What to work on:
[1] Answer these questions using the article on employee engagement:
(a) What share of employees worldwide did Gallup's 2012 study find to be engaged at work?
(b) How much is lost productivity estimated to cost American companies each year?
(c) According to Pink (2009), what drives employees instead of money?
[2] Write the next part of the article on employee engagement, picking up after its final paragraph.

Document:
◆ ◆ ◆ ◆
How to Overcome Low Employee Engagement Levels
Attracting, retaining, and engaging employees is becoming an increasing challenge for organizations, which in turn, impacts on project delivery. Employee engagement is used to measure the effectiveness and efficiency of an organization’s approach to human resource management.
An “engaged employee” is defined as one who is fully absorbed by and enthusiastic about their work and takes positive action to further the organization’s reputation and interests. A disengaged worker is likely to be unenthusiastic about their job, finding little meaning or value in their role; they are also uninterested in improving the company’s reputation.
Collins (2001) declared that the top performing companies prioritize getting the right people in the company before deciding vision, strategy, organization structure, and even business tactics. However, the challenge for organizations is to keep employees at a high level of engagement throughout their tenure. This article outlines engagement challenges and success factors, including employee feedback.
Employee Engagement Challenges
Gallup’s 142 country study on the State of the Global Workplace (2012) found that only 13% of employees worldwide are engaged at work. In other words, only one in eight workers, roughly 180 million employees in the countries studied are psychologically committed to their jobs and likely to be making positive contributions to their organizations. 63% were not engaged at work whilst 24% were actively disengaged, indicating significant levels of dissatisfaction and reduced productivity.
It is estimated that lost productivity costs American companies $450 billion to $550 billion each year. More recently, Gallup declared that ‘the world has an employee engagement crisis, with serious and potentially lasting repercussions for the global economy’.
Considering how much time we tend to spend at work, these findings are quite stark with significant consequences for individuals, organizations, and the global economy.
4 Key Factors for Employee Engagement
In recent years, employers are increasingly recognizing the importance of employee engagement. MacLeod & Clarke (2009) argued that employee engagement was absolutely fundamental for organizational success. They put forward four enablers of employee engagement, factors that were “commonly agreed to lie behind successful engagement approaches”.
1. Strategic narrative
The strategic narrative is the delivery of a compelling business story that explains the company’s background, vision for the future and more importantly, how employees can contribute to this. It can be a powerful tool for improving the business’ performance. Connecting individuals to ‘why’ is a powerful motivator.
2. Engaging managers
High levels of employee engagement and performance are achievable by engaging managers who focus their staff and give them scope, treat them as individuals, and coach and develop them. Pink (2009) referred to this as a puzzle in motivation where employees are not driven by money, rather by “Autonomy, Motivation, and Purpose”.
3. Employee voice
Organizations see their people as central to the solution, to be involved, listened to, and invited to contribute their experience, expertise, and ideas. The employee voice is heard throughout the organization for reinforcing and challenging views.
The values of the organization are reflected in day to day behaviors where there is no “say – do” gap and promises that are made are kept.
Employee Performance Evaluation
Annual performance reviews are another key component of employee engagement and are intended to be a fair and balanced assessment of an employee’s performance with the goal of employee development. Hartle and Weiss (1997) defined performance management as a process for establishing “a shared understanding about what is to be achieved and an approach of managing and developing people that will increase the probability of success”. Performance management is also important for reinforcing an organization’s vision and values and ensuring employees understand their contribution to the company’s vision.
◆ ◆ ◆ ◆
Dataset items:
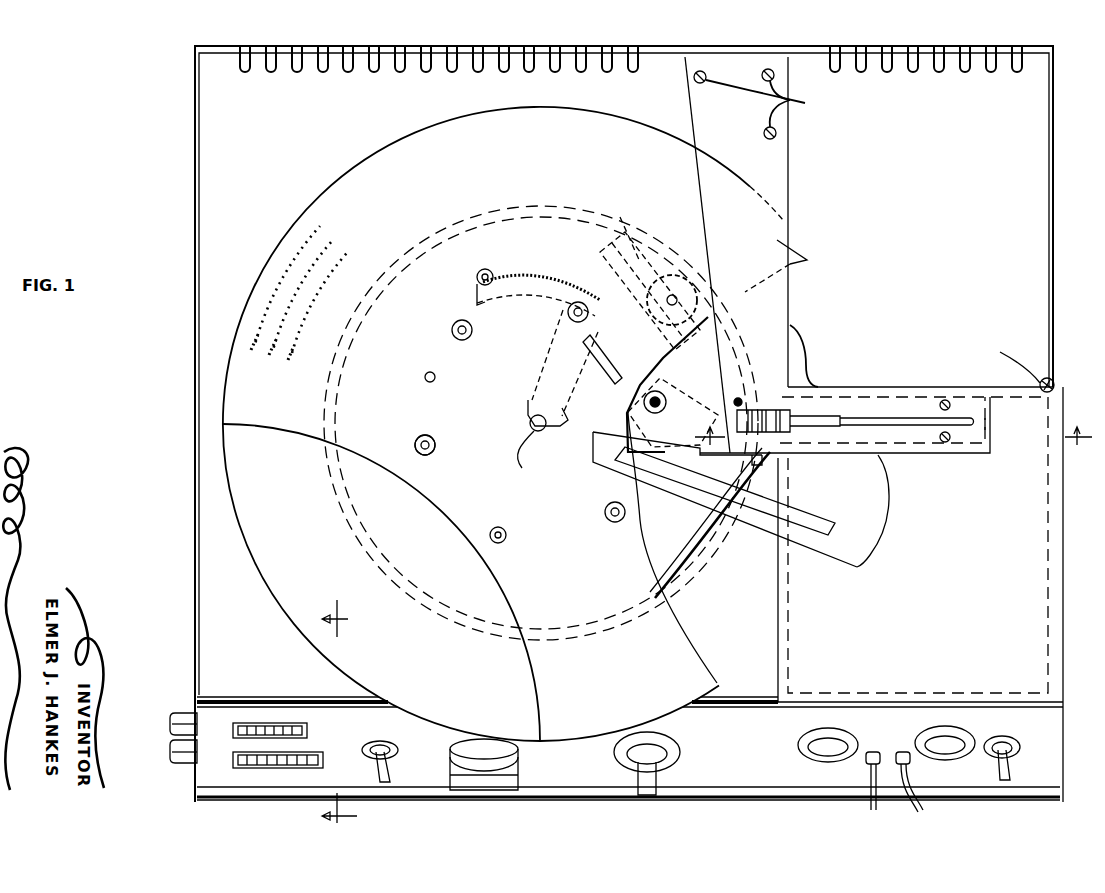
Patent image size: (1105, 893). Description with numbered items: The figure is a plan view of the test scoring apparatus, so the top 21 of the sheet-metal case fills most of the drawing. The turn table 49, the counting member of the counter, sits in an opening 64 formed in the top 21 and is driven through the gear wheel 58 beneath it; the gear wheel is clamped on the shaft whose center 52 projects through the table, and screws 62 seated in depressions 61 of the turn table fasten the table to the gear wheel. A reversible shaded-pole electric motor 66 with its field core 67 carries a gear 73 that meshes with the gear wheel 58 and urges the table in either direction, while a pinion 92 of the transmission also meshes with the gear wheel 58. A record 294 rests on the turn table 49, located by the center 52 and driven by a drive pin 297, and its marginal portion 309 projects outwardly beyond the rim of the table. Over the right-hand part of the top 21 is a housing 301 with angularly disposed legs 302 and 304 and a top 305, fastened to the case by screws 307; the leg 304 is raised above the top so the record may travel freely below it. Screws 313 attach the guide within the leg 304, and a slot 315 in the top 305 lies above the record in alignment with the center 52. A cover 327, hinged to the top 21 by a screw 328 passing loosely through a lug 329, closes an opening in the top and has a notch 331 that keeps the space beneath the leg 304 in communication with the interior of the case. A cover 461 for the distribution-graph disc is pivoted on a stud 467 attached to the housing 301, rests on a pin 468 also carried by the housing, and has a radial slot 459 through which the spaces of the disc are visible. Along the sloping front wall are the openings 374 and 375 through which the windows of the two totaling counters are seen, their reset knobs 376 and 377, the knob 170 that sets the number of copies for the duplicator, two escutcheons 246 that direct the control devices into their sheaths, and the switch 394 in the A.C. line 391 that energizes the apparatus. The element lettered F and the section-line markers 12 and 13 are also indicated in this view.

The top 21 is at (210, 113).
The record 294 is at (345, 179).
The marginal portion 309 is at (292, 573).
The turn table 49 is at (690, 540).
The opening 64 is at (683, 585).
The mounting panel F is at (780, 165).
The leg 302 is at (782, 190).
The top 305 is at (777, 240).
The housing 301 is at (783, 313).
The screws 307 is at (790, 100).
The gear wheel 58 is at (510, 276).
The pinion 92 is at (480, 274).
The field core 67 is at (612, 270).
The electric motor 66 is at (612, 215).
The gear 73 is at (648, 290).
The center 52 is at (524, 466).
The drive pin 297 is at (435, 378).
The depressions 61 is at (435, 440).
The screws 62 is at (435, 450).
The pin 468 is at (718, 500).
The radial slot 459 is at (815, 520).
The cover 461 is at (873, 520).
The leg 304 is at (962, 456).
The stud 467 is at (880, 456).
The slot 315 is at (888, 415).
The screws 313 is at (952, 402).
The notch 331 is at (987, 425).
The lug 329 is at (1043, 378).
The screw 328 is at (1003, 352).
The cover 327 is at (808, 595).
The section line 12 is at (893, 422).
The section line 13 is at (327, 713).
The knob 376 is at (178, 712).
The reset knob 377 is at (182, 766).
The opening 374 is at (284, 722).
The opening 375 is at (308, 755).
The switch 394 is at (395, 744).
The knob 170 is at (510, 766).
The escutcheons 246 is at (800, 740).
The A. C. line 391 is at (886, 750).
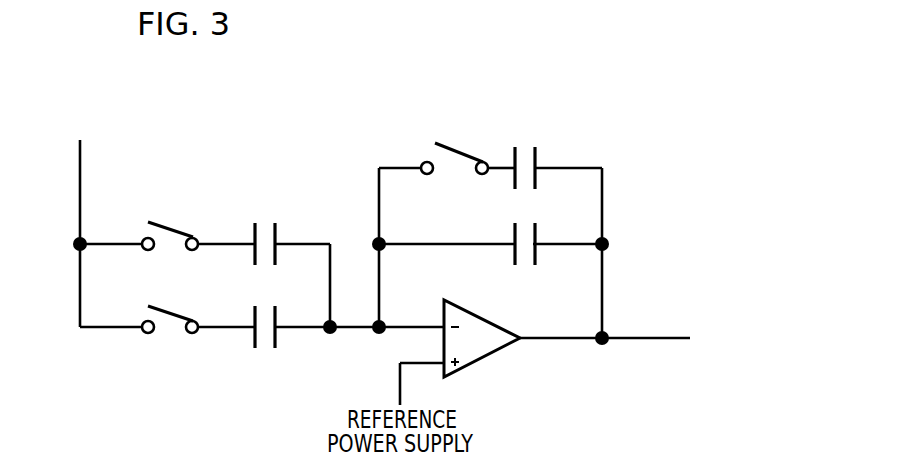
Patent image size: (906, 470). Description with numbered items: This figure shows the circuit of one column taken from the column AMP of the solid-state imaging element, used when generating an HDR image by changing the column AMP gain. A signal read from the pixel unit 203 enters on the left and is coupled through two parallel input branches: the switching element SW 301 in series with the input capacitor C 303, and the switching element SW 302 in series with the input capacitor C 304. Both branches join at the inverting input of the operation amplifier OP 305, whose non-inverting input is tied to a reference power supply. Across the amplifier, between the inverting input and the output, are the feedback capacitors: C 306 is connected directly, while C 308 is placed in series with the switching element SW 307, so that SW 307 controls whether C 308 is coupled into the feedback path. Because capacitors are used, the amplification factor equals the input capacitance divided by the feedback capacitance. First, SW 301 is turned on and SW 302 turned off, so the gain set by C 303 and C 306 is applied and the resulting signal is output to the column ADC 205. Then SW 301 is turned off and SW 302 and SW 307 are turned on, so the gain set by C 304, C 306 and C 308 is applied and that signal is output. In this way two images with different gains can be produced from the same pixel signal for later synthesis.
◆ ◆ ◆ ◆
Outputs for the tasks:
[1]
(a) 13%
(b) $450 billion to $550 billion
(c) "Autonomy, Motivation, and Purpose"

[2]
Armstrong and Barron (1998) defined performance management as “a strategic and integrated approach to delivering sustained success to organizations by improving the performance of the people who work in them and developing the capabilities of teams and individual contributors“. They defined ten golden rules for conducting performance review meetings that would ensure success both for the employee and manager:
- Be prepared. Managers should be prepared with a list of agreed objectives and refer to notes on the employee’s performance throughout the year.
- Create the right atmosphere. Have an informal environment with a full, frank and friendly exchange of views.
- Work on a clear structure. Plan the meeting to cover all points identified but always leave time in case extended discussions are needed.
- Use positive feedback. This is a good opportunity for motivating employees by recognizing their accomplishments so where possible, acknowledge these achievements in a positive way.
- Let the individuals do most of the talking. This will enable employees to get things off their chests and feel they are getting a fair hearing.
- Invite self-appraisal. This is an opportunity to show how things look from the employee’s point of view as many people underestimate themselves.
- Discuss performance, not personality. Use factual evidence and not opinion, referring to actual events and results compared to agreed performance measures.
- Encourage analysis of performance. Analyze jointly and objectively why things went well or not so well.
- Don’t deliver unexpected criticisms. There should be no surprises and the purpose of the formal review is to reflect on the performance for the overall period.
- Agree on measurable objectives and a plan of action. The aim should be to end the review on a positive note.
Employee engagement is a major challenge for many organizations. Organizations need to acknowledge the problem and work towards improvements in company culture and processes. Focused individuals and teams are more driven and productive, helping the organization to meet its goals.
- Collins, Jim (2001), Good to Great
- MacLeod D & Clarke N. (2009), Engaging for Success: Enhancing Performance through Employee Engagement
- Armstrong M & Baron A., (1998), Performance Management: The new realities
Editor’s Note: This post was originally published in February 2017 and has updated for freshness, accuracy, and comprehensiveness.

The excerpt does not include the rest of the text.